**Предоставленный отрывок**
В историю вмешиваются дожди

   Предваряя исследование, мы уже дали краткое географическое описание той территории, которая лежит между китайской стеной и огромным зеленым заслоном сибирской тайги, ограничивающей полосу степей с севера. В интересующую нас «темную» эпоху обе эти стены были прорваны. С одной стороны центральноазиатские кочевники – кидани, проникли в Китай и поселились в нем, покинув родные степи, а с другой – предки якутов, курыканы, двинулись в Сибирь.
   Если переселение киданей не вызывает немедленного вопроса: зачем? (ведь большинство историков не ведает очарования степей), то переход в Сибирь требовал объяснения. Кажется на первый взгляд, что здесь нарушение этно-географического принципа, согласно которому народ ищет для поселения ландшафт, сходный с тем, в котором он сложился. Но нет, переселения курыкан совершались по великой реке Лене на плотах, влекомых течением, и оседали курыканы на прибрежных лугах и долинах, окаймляющих прозрачные озера. Однако все красоты северной природы не восполняли потери душистых степей Прибайкалья, уступленных курыканами бурятам, в свою очередь покинувшим еще более сухое Забайкалье[96].
   Вспомним, что тогда же приаральские степи покинули печенеги, а прибалхашские – карлуки. Похоже, что здесь не простое совпадение событий, а какое-то явление общей закономерности, характерной для Центральной Азии в Х в.

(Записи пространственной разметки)
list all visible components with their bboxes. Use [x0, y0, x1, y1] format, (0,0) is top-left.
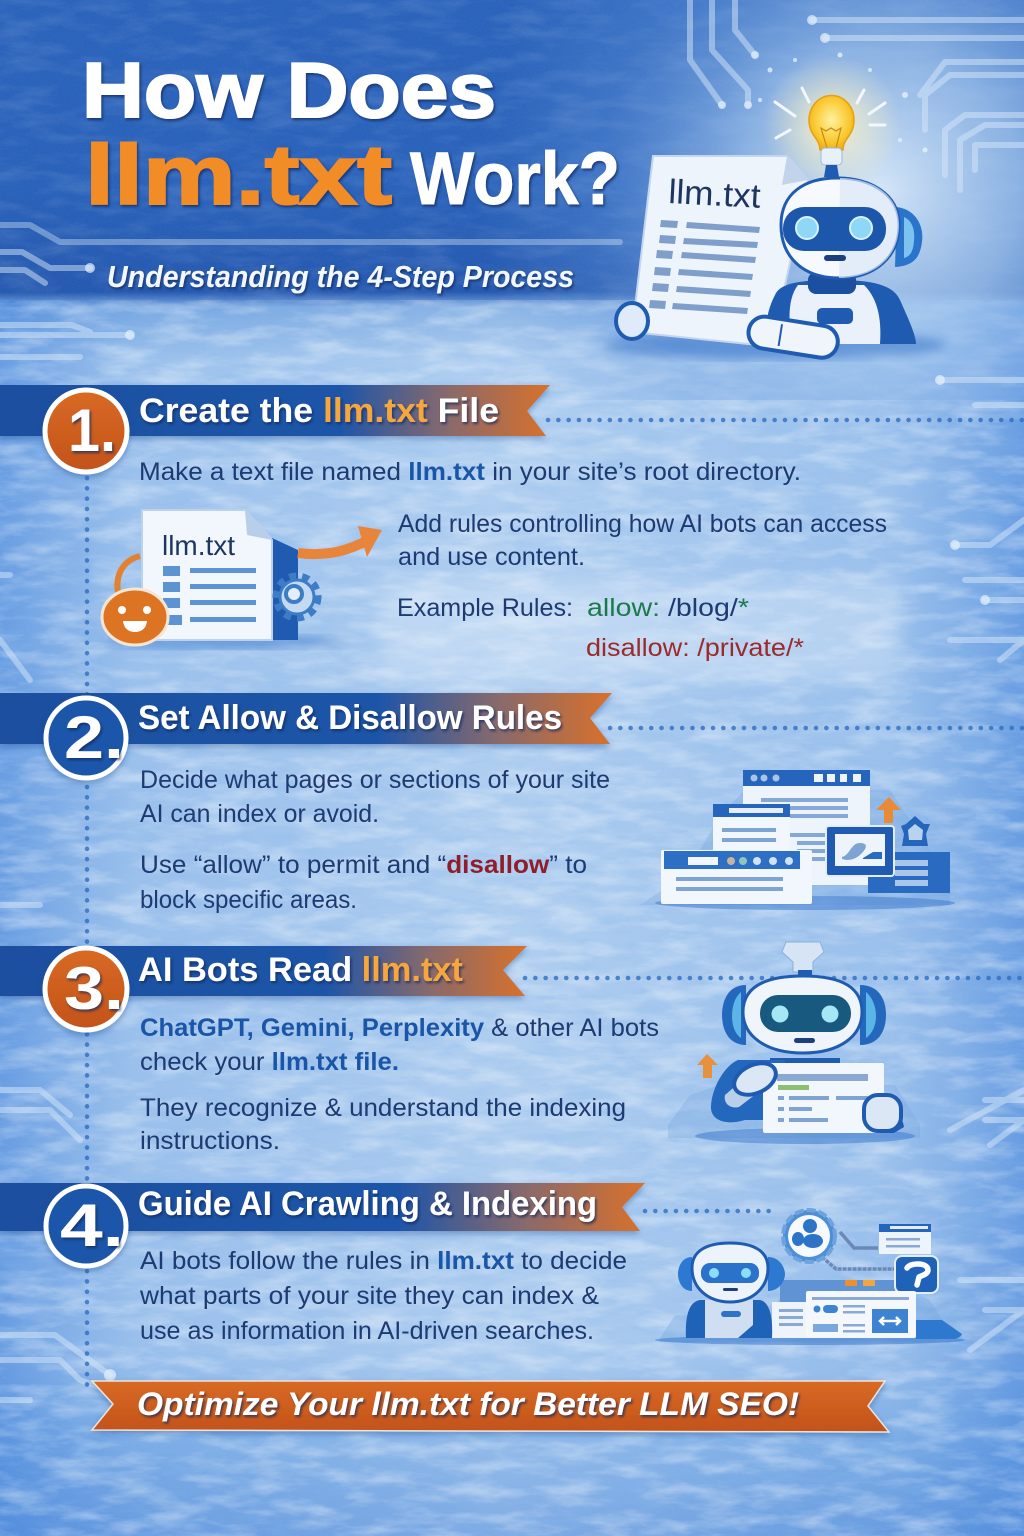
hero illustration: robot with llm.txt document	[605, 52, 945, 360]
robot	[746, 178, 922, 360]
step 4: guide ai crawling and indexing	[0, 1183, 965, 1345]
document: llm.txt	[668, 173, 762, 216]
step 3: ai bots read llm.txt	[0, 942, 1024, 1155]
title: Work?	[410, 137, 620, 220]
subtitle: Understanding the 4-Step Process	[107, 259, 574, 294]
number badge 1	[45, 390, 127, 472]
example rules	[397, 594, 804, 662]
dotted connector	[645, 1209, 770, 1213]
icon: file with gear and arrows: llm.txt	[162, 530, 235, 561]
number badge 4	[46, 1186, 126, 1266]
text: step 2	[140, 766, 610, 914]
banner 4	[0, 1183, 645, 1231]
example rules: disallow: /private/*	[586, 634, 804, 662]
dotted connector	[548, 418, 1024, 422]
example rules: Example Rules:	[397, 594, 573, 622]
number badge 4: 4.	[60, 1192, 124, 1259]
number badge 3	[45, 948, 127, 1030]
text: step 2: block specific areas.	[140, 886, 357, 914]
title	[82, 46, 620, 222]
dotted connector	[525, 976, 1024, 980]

**Письменное задание 1**
По какой реке и на чем переселялись курыканы, согласно отрывку о переселениях кочевников Центральной Азии?
**Письменное задание 2**
Продолжите отрывок о переселениях кочевников Центральной Азии, начав сразу после его последнего предложения.
Перечень — это самостоятельный материал, отдельный от отрывка.

**Ответ 1**
По реке Лене, на плотах, влекомых течением.

**Ответ 2**
   Итак, нам известны следствия, но причины неясны. Конечно, проще всего заявить, что шло развитие и народы начали вести себя по-иному. Но ведь точно и бесспорно, что социальное развитие зависит от прогресса хозяйственной деятельности, от технических усовершенствований, а какие могут быть усовершенствования при пастушеском хозяйстве? Форму кнута или аркана менять незачем, Так что же – застой?
   И тем не менее изменения происходили, и масштаб их был не меньше, а больше, чем в оседлых, земледельческих странах, если, конечно, мы будем сравнивать равные отрезки времени: например, век с веком. Так принято в естественных науках при сопоставлении функциональных зависимостей, и нет никаких причин отказываться от этого плодотворного метода по отношению к рядам исторических событий, объединенных причинно-следственной связью. Вот на этой базе мы и попробуем решить поставленную проблему.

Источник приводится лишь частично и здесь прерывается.